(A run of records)
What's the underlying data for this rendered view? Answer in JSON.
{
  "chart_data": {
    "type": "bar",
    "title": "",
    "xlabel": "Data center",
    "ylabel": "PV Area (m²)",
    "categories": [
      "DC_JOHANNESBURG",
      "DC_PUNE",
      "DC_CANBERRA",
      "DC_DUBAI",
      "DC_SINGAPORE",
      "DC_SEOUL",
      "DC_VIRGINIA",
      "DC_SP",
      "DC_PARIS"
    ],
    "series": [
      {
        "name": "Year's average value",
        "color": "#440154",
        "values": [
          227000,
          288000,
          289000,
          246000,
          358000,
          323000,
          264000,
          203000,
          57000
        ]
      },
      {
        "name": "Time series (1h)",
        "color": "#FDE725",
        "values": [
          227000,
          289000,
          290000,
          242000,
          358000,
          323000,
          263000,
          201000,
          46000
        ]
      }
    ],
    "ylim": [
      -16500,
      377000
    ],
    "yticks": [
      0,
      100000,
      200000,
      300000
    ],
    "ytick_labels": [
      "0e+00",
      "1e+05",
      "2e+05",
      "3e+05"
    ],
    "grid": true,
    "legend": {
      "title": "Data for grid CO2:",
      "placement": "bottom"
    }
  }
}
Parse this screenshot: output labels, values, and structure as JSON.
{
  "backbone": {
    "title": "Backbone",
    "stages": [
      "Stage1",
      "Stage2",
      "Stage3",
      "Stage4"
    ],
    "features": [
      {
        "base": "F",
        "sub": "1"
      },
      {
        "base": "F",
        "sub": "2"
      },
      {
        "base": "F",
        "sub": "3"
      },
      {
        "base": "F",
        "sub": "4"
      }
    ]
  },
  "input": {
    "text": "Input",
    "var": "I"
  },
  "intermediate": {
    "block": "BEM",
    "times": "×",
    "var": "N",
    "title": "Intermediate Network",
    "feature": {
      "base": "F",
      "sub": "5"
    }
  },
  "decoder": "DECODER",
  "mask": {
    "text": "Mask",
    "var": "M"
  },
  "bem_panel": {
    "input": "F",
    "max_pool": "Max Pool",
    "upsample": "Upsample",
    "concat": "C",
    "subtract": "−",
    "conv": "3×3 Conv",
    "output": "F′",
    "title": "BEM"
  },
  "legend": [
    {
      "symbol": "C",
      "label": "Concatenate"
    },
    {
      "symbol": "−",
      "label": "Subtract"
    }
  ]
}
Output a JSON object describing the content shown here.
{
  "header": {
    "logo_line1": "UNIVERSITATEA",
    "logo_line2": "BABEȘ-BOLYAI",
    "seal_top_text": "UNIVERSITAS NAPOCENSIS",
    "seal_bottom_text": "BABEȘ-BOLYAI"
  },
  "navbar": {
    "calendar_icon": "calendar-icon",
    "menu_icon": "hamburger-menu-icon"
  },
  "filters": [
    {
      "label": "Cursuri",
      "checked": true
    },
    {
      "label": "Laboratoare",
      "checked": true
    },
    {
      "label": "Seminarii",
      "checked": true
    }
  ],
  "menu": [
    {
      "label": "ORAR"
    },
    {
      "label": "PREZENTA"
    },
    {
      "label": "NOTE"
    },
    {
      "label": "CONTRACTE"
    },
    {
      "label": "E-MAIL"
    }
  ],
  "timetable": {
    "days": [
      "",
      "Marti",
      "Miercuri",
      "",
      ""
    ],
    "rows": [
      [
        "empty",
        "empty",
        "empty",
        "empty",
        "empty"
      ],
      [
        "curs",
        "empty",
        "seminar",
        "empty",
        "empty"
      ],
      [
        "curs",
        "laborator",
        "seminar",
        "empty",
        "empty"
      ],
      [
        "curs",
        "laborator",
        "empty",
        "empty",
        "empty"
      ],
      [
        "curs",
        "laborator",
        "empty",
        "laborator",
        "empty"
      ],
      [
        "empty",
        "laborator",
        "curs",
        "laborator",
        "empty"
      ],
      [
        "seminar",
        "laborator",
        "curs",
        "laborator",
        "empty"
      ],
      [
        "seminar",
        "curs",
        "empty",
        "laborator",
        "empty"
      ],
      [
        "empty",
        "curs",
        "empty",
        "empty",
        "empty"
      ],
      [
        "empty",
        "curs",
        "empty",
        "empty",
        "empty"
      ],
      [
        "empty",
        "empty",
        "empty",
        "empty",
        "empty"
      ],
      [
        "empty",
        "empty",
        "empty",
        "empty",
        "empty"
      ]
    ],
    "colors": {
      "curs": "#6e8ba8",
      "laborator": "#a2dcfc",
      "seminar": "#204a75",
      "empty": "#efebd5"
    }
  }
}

■ **What is being asked**: Within the listing above, work out how many lines contain the string "this", and reply with that number only.

■ **Finished task**: 2